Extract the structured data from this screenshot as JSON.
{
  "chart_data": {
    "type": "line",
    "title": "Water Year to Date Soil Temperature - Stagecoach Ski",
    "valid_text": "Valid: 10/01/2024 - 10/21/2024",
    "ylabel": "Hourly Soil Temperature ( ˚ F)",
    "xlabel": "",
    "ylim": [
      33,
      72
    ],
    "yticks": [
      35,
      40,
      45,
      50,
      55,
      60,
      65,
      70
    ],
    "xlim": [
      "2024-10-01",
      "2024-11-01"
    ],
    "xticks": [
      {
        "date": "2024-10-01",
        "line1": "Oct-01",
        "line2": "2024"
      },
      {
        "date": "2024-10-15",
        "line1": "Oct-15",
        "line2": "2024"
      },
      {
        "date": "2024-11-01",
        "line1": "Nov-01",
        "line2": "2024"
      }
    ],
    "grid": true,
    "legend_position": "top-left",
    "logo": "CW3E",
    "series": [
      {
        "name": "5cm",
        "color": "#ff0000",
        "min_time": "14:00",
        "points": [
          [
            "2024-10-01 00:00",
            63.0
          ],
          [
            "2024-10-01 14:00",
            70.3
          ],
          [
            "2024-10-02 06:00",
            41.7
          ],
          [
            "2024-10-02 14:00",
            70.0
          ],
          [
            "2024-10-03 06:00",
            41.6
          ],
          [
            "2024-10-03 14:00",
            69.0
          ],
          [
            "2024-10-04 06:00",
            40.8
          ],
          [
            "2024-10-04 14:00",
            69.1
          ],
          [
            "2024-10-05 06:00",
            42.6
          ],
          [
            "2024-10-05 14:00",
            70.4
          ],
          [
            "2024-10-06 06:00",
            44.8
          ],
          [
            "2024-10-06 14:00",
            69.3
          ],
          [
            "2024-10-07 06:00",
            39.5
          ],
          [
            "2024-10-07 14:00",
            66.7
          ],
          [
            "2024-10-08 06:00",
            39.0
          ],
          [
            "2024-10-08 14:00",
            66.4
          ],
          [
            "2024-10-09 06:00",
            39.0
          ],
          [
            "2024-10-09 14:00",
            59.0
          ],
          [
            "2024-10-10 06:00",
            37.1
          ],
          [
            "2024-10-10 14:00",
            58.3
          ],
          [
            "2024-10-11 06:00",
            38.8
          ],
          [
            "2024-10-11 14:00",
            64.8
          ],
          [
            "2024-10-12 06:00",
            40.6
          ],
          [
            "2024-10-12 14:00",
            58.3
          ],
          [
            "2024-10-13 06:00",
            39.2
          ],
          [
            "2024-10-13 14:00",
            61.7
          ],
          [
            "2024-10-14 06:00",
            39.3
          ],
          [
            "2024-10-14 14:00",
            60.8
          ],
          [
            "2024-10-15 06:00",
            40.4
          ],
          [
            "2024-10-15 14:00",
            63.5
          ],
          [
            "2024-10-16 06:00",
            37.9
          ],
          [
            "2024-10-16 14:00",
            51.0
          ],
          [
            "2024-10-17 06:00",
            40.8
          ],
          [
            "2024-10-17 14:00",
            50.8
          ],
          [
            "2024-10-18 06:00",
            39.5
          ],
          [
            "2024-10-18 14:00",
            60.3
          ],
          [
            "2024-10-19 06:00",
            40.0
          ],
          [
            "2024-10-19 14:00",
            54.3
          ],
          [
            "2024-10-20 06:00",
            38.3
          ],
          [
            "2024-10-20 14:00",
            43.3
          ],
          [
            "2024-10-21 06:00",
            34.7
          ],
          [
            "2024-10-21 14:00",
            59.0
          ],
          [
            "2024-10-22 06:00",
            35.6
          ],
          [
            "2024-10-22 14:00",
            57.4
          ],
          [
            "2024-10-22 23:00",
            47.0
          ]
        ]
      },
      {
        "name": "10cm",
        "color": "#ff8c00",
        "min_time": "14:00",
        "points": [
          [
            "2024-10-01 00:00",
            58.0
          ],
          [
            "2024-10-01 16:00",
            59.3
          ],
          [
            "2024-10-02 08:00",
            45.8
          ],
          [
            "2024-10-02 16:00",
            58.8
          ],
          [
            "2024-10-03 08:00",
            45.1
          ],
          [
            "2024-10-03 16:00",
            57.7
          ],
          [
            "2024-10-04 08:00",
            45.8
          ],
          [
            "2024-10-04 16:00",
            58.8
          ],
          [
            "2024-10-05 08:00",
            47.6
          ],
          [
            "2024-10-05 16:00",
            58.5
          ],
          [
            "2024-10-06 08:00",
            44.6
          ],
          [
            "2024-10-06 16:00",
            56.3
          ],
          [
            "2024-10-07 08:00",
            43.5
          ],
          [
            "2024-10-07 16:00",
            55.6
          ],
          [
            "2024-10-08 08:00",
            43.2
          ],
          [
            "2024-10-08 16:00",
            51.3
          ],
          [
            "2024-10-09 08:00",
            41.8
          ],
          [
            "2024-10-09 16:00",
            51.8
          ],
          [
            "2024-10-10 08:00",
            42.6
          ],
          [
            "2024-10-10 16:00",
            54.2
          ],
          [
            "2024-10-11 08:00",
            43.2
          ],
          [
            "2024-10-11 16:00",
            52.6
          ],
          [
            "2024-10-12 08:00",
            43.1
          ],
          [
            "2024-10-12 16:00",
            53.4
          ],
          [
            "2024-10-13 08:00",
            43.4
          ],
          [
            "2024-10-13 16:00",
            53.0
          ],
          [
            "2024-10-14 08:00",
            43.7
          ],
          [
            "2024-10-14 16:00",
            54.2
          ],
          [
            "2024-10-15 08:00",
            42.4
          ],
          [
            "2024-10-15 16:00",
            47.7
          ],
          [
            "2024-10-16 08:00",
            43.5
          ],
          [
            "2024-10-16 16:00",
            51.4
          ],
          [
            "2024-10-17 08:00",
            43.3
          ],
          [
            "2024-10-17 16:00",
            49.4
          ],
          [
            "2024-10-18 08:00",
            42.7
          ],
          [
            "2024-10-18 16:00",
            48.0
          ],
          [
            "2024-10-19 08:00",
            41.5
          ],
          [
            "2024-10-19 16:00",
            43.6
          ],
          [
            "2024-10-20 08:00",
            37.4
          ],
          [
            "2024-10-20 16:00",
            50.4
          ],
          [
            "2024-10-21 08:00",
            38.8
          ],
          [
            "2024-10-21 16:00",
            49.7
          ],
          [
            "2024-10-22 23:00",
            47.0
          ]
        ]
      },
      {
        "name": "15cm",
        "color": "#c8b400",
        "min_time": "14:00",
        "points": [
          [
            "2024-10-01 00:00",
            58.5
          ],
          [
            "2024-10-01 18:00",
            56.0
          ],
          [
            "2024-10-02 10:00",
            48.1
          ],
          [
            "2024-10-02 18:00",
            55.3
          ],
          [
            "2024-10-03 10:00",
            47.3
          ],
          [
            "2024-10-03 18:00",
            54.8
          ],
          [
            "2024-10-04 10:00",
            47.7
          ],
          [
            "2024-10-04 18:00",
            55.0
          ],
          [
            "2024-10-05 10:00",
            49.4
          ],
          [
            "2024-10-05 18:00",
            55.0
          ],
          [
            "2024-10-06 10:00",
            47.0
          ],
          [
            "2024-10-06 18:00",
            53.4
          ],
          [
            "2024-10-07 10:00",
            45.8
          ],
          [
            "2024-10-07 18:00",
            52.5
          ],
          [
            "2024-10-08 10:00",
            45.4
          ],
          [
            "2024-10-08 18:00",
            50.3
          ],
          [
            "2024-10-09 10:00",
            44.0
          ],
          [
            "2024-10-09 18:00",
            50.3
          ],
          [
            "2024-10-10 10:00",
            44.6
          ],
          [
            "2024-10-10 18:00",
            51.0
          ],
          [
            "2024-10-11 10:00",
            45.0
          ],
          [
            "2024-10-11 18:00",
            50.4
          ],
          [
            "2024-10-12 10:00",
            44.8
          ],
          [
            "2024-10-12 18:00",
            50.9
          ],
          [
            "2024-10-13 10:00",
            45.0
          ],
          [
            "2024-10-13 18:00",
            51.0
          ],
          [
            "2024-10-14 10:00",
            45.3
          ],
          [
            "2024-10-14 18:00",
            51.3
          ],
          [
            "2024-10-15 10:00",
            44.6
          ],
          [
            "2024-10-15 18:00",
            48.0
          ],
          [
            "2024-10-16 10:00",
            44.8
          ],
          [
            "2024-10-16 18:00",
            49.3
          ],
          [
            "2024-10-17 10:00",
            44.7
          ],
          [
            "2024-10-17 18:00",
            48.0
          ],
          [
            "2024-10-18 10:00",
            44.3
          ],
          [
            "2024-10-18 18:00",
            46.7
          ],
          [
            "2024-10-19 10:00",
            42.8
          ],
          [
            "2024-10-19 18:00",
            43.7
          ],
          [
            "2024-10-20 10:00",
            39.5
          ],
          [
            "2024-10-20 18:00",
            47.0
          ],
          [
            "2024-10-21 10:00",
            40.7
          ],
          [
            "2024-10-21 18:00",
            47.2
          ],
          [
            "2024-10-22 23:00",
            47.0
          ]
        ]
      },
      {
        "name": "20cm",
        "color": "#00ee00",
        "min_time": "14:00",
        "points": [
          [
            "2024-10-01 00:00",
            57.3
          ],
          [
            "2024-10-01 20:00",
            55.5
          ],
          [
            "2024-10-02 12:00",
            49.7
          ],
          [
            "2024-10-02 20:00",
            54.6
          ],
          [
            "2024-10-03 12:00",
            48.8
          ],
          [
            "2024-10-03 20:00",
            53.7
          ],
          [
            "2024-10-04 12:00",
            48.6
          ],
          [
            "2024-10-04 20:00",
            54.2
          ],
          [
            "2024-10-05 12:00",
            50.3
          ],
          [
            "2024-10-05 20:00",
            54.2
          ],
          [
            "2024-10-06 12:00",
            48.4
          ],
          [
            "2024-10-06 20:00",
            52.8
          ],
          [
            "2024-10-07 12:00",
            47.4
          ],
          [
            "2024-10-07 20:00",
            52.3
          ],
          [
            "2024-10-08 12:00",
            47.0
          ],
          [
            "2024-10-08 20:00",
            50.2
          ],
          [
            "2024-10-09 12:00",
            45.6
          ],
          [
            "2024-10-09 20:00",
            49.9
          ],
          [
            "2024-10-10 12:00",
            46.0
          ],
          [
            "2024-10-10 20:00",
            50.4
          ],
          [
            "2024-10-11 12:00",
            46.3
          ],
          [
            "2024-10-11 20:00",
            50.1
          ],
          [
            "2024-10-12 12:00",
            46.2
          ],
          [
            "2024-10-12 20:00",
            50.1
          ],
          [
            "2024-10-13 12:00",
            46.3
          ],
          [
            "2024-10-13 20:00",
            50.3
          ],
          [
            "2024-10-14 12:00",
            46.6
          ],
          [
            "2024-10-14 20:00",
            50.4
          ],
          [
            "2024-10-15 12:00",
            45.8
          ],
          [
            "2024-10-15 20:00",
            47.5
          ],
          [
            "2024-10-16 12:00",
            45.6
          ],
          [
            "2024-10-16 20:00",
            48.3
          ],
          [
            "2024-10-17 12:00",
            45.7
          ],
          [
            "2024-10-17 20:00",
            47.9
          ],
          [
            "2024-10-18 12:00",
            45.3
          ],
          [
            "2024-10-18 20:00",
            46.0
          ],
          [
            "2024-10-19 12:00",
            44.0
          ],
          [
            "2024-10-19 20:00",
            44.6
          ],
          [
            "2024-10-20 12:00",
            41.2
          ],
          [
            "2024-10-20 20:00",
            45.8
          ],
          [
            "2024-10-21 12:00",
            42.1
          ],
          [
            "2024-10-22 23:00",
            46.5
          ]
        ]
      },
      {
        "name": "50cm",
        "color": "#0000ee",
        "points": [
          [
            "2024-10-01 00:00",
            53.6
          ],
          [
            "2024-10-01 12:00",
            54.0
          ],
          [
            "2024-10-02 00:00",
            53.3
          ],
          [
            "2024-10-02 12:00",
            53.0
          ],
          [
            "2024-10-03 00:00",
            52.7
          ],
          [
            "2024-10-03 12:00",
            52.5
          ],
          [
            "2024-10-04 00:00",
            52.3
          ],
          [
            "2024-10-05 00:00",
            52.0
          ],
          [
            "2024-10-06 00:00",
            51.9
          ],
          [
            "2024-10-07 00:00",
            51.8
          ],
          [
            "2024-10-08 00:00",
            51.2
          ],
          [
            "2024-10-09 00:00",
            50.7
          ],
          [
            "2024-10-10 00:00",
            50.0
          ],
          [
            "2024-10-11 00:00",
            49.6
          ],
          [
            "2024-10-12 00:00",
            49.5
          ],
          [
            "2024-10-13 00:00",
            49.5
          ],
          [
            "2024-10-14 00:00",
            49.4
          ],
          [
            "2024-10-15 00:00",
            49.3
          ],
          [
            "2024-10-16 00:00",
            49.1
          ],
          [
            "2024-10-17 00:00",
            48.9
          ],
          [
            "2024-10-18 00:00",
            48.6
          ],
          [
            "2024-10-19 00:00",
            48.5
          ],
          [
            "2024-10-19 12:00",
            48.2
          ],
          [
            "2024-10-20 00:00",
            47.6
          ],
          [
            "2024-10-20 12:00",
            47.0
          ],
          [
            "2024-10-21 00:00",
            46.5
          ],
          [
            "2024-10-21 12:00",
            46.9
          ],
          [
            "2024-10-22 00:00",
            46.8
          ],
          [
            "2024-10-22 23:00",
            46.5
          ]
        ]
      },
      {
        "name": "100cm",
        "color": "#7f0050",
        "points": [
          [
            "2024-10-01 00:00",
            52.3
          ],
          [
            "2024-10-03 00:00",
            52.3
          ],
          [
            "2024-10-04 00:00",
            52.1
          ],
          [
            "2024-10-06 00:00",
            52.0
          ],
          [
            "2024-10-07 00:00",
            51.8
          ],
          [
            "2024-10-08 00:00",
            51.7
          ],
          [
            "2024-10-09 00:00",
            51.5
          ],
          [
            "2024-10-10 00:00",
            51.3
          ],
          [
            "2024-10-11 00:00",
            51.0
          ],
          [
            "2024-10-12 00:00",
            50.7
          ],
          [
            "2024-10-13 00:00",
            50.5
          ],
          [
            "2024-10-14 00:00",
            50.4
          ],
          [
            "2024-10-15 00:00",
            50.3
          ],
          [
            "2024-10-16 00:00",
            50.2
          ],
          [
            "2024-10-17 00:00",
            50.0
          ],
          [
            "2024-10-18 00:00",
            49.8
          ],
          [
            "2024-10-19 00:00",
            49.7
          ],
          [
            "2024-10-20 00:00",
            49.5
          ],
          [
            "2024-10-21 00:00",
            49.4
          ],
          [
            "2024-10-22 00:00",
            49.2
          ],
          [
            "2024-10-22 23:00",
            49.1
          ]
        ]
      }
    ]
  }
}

────────

Pick out each line containing the string "name" and copy it.

- **ANSWER IN FULL**
        "name": "5cm",
        "name": "10cm",
        "name": "15cm",
        "name": "20cm",
        "name": "50cm",
        "name": "100cm",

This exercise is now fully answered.